--- start Rows ---
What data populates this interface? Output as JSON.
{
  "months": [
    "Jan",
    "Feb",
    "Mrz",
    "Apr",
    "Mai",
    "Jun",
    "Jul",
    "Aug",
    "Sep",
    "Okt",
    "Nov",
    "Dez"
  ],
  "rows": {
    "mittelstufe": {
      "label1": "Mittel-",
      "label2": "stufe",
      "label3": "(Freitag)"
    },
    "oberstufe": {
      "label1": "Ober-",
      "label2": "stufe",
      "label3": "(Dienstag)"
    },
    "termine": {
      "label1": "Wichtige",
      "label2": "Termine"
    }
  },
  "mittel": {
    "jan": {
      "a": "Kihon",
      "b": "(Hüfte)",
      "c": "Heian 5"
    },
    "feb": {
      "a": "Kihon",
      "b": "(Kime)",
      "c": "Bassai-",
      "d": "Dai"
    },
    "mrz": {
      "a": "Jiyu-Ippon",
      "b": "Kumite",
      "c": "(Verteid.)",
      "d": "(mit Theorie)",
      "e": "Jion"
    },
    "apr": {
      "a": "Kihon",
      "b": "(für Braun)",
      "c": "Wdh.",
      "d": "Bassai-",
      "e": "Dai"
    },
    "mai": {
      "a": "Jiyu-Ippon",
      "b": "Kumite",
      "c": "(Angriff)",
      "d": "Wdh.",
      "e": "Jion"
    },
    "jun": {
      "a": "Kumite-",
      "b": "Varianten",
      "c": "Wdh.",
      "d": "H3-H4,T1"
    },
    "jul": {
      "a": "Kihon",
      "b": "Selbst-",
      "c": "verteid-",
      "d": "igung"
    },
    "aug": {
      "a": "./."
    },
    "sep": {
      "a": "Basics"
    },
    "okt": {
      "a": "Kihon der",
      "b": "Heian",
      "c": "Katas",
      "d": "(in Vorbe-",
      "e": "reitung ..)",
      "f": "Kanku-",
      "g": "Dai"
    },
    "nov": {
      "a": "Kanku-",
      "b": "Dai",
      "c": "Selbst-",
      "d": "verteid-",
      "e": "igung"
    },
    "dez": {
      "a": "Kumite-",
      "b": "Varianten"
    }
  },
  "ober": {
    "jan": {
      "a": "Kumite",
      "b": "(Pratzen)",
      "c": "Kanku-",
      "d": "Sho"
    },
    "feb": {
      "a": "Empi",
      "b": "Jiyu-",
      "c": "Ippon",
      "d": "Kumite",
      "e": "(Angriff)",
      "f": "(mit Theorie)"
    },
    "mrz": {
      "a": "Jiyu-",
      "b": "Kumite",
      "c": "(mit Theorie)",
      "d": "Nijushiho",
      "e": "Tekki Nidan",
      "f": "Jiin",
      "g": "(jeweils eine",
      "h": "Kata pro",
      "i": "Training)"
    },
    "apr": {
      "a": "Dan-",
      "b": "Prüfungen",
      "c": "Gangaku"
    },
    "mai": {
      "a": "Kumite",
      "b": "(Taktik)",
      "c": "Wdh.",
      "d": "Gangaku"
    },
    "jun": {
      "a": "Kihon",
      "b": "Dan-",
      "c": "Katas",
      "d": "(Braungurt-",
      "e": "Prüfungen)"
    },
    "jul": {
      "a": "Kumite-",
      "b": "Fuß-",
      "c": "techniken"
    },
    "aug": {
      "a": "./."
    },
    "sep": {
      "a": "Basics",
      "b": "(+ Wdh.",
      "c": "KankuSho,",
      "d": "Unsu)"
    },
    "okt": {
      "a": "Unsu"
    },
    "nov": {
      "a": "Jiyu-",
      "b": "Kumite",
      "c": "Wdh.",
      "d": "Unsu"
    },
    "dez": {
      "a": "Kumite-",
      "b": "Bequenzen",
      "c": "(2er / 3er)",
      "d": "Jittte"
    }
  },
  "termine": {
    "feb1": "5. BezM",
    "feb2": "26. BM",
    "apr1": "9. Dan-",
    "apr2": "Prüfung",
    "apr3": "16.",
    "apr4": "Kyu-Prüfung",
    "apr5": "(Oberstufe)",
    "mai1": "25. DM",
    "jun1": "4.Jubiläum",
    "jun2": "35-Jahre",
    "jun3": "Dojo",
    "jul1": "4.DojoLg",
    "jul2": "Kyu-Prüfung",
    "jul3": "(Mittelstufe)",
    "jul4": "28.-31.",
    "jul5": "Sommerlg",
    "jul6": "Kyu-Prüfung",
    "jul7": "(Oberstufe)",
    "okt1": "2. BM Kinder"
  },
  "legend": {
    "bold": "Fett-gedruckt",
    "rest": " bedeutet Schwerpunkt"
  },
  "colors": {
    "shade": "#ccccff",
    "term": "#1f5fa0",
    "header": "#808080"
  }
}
--- end Rows ---
Using the exact wording, write out all of the records.

What data populates this interface? Output as JSON.
{
  "months": [
    "Jan",
    "Feb",
    "Mrz",
    "Apr",
    "Mai",
    "Jun",
    "Jul",
    "Aug",
    "Sep",
    "Okt",
    "Nov",
    "Dez"
  ],
  "rows": {
    "mittelstufe": {
      "label1": "Mittel-",
      "label2": "stufe",
      "label3": "(Freitag)"
    },
    "oberstufe": {
      "label1": "Ober-",
      "label2": "stufe",
      "label3": "(Dienstag)"
    },
    "termine": {
      "label1": "Wichtige",
      "label2": "Termine"
    }
  },
  "mittel": {
    "jan": {
      "a": "Kihon",
      "b": "(Hüfte)",
      "c": "Heian 5"
    },
    "feb": {
      "a": "Kihon",
      "b": "(Kime)",
      "c": "Bassai-",
      "d": "Dai"
    },
    "mrz": {
      "a": "Jiyu-Ippon",
      "b": "Kumite",
      "c": "(Verteid.)",
      "d": "(mit Theorie)",
      "e": "Jion"
    },
    "apr": {
      "a": "Kihon",
      "b": "(für Braun)",
      "c": "Wdh.",
      "d": "Bassai-",
      "e": "Dai"
    },
    "mai": {
      "a": "Jiyu-Ippon",
      "b": "Kumite",
      "c": "(Angriff)",
      "d": "Wdh.",
      "e": "Jion"
    },
    "jun": {
      "a": "Kumite-",
      "b": "Varianten",
      "c": "Wdh.",
      "d": "H3-H4,T1"
    },
    "jul": {
      "a": "Kihon",
      "b": "Selbst-",
      "c": "verteid-",
      "d": "igung"
    },
    "aug": {
      "a": "./."
    },
    "sep": {
      "a": "Basics"
    },
    "okt": {
      "a": "Kihon der",
      "b": "Heian",
      "c": "Katas",
      "d": "(in Vorbe-",
      "e": "reitung ..)",
      "f": "Kanku-",
      "g": "Dai"
    },
    "nov": {
      "a": "Kanku-",
      "b": "Dai",
      "c": "Selbst-",
      "d": "verteid-",
      "e": "igung"
    },
    "dez": {
      "a": "Kumite-",
      "b": "Varianten"
    }
  },
  "ober": {
    "jan": {
      "a": "Kumite",
      "b": "(Pratzen)",
      "c": "Kanku-",
      "d": "Sho"
    },
    "feb": {
      "a": "Empi",
      "b": "Jiyu-",
      "c": "Ippon",
      "d": "Kumite",
      "e": "(Angriff)",
      "f": "(mit Theorie)"
    },
    "mrz": {
      "a": "Jiyu-",
      "b": "Kumite",
      "c": "(mit Theorie)",
      "d": "Nijushiho",
      "e": "Tekki Nidan",
      "f": "Jiin",
      "g": "(jeweils eine",
      "h": "Kata pro",
      "i": "Training)"
    },
    "apr": {
      "a": "Dan-",
      "b": "Prüfungen",
      "c": "Gangaku"
    },
    "mai": {
      "a": "Kumite",
      "b": "(Taktik)",
      "c": "Wdh.",
      "d": "Gangaku"
    },
    "jun": {
      "a": "Kihon",
      "b": "Dan-",
      "c": "Katas",
      "d": "(Braungurt-",
      "e": "Prüfungen)"
    },
    "jul": {
      "a": "Kumite-",
      "b": "Fuß-",
      "c": "techniken"
    },
    "aug": {
      "a": "./."
    },
    "sep": {
      "a": "Basics",
      "b": "(+ Wdh.",
      "c": "KankuSho,",
      "d": "Unsu)"
    },
    "okt": {
      "a": "Unsu"
    },
    "nov": {
      "a": "Jiyu-",
      "b": "Kumite",
      "c": "Wdh.",
      "d": "Unsu"
    },
    "dez": {
      "a": "Kumite-",
      "b": "Bequenzen",
      "c": "(2er / 3er)",
      "d": "Jittte"
    }
  },
  "termine": {
    "feb1": "5. BezM",
    "feb2": "26. BM",
    "apr1": "9. Dan-",
    "apr2": "Prüfung",
    "apr3": "16.",
    "apr4": "Kyu-Prüfung",
    "apr5": "(Oberstufe)",
    "mai1": "25. DM",
    "jun1": "4.Jubiläum",
    "jun2": "35-Jahre",
    "jun3": "Dojo",
    "jul1": "4.DojoLg",
    "jul2": "Kyu-Prüfung",
    "jul3": "(Mittelstufe)",
    "jul4": "28.-31.",
    "jul5": "Sommerlg",
    "jul6": "Kyu-Prüfung",
    "jul7": "(Oberstufe)",
    "okt1": "2. BM Kinder"
  },
  "legend": {
    "bold": "Fett-gedruckt",
    "rest": " bedeutet Schwerpunkt"
  },
  "colors": {
    "shade": "#ccccff",
    "term": "#1f5fa0",
    "header": "#808080"
  }
}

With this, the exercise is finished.